#### [Task details]
Search the records for "Information". Copy every line where it appears.

┄┄┄┄┄┄┄┄┄┄

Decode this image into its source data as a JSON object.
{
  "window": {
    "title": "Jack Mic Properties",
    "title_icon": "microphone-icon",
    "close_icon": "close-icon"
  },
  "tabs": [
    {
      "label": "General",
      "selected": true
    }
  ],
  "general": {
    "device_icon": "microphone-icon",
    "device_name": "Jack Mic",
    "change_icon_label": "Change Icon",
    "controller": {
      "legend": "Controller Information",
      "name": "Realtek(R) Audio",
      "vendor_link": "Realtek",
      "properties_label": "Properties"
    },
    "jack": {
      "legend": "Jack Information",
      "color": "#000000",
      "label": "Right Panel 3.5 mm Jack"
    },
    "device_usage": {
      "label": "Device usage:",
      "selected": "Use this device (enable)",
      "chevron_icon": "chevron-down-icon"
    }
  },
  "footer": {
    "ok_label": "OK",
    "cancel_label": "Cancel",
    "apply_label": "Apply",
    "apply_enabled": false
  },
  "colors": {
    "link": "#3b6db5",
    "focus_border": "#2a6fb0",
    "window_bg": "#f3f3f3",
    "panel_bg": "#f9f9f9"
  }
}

┄┄┄┄┄┄┄┄┄┄

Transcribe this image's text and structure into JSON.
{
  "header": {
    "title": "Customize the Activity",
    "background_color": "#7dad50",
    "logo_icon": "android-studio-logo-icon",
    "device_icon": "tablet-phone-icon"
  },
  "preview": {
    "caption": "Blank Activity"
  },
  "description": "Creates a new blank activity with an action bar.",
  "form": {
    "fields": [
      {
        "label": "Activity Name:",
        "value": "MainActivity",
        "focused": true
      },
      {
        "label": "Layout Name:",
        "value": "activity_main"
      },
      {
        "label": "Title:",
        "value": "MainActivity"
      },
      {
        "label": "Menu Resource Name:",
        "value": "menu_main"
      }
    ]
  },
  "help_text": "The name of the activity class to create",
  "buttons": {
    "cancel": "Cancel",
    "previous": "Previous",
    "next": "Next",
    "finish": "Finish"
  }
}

┄┄┄┄┄┄┄┄┄┄

#### [Result for this exercise]
      "legend": "Controller Information",
      "legend": "Jack Information",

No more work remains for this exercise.